======== 与えられた文章 ========
20〜30代のころは、週刊誌、月刊誌で定期的に買っているものがいくつかありましたが、今では1年に1冊買うか買わないかというレベルになりました。
同じ期間で比べて、本の購入頻度はほとんど変わっていないか、むしろ増えているくらいなので、雑誌の凋落が際立っていますね。
販売金額がピーク時の約3割になっているのも納得です。
皆さんは最近、いつ雑誌を買いましたか?
そんな厳しい経営環境もあり、日本の名だたる大手出版社が協力して雑誌編集システムの共通化に取り組んでいます。
編集プロセスの共通化には大賛成です。
私はコンサルティング会社にいたころに、いくつもの業務改善やシステム導入のプロジェクトに関わりましたが、そのときにいつもクライアント様がおっしゃる言葉がありました。
「うちのやり方は独特だからね〜」
自社の「業務のやり方(業務プロセス)」が独特なことに強い誇り?を持っている方が多かったですね。
そのためシステム導入では、独特な業務プロセスを維持するために汎用的なパッケージシステムを選ばずに独自開発。
パッケージを入れるにしても、本当に必要か?と疑いたくなるようなカスタマイズ(修正)を要望されることが多かったです。
======== 示された資料 ========
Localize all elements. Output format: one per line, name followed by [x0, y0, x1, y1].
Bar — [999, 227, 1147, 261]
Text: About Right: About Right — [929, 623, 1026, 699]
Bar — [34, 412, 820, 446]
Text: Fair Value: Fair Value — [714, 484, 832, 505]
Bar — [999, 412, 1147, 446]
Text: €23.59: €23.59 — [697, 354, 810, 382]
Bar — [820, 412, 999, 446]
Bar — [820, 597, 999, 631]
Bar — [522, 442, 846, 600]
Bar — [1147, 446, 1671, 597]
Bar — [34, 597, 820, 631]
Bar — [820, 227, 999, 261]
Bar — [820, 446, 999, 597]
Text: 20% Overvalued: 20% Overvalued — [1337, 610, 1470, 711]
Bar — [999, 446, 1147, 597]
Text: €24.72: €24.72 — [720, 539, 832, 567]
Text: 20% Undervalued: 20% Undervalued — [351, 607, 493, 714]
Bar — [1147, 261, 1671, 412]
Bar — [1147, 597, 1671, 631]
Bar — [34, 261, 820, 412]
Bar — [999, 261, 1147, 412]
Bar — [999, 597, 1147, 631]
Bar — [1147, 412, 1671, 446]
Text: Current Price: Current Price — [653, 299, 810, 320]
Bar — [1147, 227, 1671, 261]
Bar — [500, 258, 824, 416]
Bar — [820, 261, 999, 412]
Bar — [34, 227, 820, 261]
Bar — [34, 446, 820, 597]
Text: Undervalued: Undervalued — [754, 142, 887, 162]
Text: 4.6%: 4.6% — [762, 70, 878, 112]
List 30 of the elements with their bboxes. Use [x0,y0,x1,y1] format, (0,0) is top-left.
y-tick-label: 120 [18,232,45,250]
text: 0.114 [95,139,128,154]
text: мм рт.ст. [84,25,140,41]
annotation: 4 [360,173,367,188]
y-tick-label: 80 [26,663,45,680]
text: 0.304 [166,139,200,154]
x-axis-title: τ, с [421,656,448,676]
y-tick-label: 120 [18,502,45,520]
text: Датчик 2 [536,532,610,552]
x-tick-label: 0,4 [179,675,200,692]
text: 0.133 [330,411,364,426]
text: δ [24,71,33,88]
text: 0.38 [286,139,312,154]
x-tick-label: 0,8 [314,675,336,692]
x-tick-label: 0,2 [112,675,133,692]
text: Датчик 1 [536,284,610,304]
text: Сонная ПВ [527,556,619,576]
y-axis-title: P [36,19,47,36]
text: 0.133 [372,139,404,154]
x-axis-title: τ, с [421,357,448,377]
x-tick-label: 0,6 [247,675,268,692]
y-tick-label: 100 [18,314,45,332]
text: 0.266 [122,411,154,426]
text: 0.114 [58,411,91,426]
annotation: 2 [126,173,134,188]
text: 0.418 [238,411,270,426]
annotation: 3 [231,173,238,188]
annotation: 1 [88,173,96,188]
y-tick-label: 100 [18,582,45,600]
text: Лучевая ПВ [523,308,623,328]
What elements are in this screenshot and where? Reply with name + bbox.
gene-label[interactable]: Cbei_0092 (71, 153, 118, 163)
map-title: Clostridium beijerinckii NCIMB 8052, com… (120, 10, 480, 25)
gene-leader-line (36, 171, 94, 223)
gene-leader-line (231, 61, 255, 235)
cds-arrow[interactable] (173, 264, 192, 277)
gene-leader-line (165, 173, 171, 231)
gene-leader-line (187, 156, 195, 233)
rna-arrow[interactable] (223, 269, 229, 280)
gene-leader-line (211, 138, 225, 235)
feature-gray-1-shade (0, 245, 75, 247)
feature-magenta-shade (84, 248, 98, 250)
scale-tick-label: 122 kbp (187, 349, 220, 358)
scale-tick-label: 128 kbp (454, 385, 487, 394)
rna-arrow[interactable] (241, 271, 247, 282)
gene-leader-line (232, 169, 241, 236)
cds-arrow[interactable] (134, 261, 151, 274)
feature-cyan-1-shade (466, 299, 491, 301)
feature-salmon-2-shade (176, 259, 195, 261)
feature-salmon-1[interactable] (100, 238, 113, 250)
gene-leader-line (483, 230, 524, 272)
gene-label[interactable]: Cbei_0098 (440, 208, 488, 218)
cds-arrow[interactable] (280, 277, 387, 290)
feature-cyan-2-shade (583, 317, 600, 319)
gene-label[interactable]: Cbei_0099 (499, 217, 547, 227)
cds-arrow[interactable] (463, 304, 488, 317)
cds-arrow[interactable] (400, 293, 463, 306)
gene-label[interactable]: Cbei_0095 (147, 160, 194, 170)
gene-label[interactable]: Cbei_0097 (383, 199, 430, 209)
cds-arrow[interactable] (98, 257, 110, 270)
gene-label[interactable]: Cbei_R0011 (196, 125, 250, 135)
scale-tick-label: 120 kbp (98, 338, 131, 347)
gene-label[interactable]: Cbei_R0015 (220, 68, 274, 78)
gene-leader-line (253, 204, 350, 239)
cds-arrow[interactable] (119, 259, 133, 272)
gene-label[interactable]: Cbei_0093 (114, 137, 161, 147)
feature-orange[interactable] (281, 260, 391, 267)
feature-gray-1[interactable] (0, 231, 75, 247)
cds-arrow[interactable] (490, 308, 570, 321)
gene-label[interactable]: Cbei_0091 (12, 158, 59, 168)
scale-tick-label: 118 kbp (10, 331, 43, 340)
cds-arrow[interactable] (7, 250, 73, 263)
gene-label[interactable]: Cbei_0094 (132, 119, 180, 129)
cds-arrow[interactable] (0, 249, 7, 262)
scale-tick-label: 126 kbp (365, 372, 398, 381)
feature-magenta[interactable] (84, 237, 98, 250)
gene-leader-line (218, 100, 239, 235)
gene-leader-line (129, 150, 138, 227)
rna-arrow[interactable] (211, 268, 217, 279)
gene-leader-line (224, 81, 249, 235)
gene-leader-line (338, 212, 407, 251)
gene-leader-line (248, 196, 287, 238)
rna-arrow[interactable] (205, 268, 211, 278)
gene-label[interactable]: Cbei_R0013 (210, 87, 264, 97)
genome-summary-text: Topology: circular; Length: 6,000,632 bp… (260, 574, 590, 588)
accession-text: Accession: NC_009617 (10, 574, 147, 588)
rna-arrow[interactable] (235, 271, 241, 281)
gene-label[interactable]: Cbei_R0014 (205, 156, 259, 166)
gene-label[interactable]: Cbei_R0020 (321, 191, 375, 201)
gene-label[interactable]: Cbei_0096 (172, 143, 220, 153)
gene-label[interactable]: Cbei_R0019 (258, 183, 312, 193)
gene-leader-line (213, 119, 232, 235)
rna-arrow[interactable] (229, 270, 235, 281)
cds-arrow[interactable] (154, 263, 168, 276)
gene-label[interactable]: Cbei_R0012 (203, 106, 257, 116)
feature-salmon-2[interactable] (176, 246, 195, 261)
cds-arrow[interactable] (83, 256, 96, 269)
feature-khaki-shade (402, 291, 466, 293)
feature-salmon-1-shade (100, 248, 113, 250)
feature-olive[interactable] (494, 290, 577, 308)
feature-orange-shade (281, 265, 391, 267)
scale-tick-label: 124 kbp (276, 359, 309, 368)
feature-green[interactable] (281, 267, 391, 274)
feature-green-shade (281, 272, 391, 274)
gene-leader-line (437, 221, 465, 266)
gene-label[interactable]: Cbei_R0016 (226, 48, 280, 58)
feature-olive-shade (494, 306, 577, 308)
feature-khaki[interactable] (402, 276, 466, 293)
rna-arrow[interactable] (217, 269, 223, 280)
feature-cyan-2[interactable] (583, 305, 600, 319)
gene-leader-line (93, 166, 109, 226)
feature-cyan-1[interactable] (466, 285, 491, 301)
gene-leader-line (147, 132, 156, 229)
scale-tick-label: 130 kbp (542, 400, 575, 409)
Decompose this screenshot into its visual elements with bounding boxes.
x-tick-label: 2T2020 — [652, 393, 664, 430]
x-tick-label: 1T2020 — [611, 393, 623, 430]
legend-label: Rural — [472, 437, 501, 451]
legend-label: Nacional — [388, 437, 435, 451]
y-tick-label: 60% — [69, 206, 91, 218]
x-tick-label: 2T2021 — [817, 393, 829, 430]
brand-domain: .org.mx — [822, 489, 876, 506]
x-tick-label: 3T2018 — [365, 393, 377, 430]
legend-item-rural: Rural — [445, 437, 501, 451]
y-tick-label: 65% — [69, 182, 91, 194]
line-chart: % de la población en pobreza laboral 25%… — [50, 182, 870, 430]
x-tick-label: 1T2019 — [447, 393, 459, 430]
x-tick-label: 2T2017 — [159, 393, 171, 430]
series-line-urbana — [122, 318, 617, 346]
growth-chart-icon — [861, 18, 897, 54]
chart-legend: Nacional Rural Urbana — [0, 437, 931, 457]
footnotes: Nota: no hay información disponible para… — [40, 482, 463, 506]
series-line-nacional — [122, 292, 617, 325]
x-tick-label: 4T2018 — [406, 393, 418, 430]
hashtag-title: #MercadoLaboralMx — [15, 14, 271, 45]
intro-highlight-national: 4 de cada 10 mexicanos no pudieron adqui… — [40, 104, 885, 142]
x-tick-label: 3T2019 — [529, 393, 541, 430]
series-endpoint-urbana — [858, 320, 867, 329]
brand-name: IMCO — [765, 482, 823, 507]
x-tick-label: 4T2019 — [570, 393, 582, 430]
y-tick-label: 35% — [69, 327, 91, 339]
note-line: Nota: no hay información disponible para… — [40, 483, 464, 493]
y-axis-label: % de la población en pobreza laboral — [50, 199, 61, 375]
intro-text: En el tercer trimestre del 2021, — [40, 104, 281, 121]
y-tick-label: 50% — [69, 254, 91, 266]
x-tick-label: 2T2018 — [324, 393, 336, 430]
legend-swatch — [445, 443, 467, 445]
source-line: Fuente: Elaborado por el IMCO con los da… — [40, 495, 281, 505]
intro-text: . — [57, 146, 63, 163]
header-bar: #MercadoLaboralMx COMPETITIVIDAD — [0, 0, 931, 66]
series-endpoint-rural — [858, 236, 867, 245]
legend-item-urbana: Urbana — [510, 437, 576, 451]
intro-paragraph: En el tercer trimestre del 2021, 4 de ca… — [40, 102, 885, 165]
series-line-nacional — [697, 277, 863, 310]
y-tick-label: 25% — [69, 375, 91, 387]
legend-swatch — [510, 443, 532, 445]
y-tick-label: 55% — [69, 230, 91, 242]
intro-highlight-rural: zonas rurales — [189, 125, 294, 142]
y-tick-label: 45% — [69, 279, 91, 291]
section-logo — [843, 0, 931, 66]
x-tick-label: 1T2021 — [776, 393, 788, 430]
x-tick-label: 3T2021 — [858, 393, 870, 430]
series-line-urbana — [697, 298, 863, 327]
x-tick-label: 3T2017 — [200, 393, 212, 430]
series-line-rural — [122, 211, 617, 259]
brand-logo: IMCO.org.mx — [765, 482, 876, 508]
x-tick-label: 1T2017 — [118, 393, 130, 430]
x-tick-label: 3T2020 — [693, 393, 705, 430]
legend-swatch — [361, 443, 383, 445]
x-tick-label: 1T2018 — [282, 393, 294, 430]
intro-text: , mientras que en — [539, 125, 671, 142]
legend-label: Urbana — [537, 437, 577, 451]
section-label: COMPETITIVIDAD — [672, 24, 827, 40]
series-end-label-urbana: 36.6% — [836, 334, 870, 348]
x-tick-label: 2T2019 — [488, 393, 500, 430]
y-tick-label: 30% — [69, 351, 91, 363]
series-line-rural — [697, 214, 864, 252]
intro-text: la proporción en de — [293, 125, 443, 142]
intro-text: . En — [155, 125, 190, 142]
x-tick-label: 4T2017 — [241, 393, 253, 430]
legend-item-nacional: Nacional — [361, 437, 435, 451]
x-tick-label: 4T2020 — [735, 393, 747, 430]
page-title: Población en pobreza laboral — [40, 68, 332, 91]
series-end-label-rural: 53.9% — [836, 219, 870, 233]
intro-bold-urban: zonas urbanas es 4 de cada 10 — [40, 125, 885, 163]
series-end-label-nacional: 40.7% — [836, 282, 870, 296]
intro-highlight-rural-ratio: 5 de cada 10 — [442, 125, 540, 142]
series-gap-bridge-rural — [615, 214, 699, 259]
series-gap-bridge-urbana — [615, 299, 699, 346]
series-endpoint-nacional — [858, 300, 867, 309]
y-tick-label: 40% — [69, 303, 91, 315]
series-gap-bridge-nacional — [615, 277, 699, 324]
========
• [やること] 雑誌の売れ行きに関する文章から、「同じ期間で比べて、本の購入頻」を含む語句で始まり「おっしゃる言葉がありました。」で終わる部分を、一字一句変えずに書き出すこと。 資料は使わなくてよい。

• [この課題の答え]
同じ期間で比べて、本の購入頻度はほとんど変わっていないか、むしろ増えているくらいなので、雑誌の凋落が際立っていますね。
販売金額がピーク時の約3割になっているのも納得です。
皆さんは最近、いつ雑誌を買いましたか?
そんな厳しい経営環境もあり、日本の名だたる大手出版社が協力して雑誌編集システムの共通化に取り組んでいます。
編集プロセスの共通化には大賛成です。
私はコンサルティング会社にいたころに、いくつもの業務改善やシステム導入のプロジェクトに関わりましたが、そのときにいつもクライアント様がおっしゃる言葉がありました。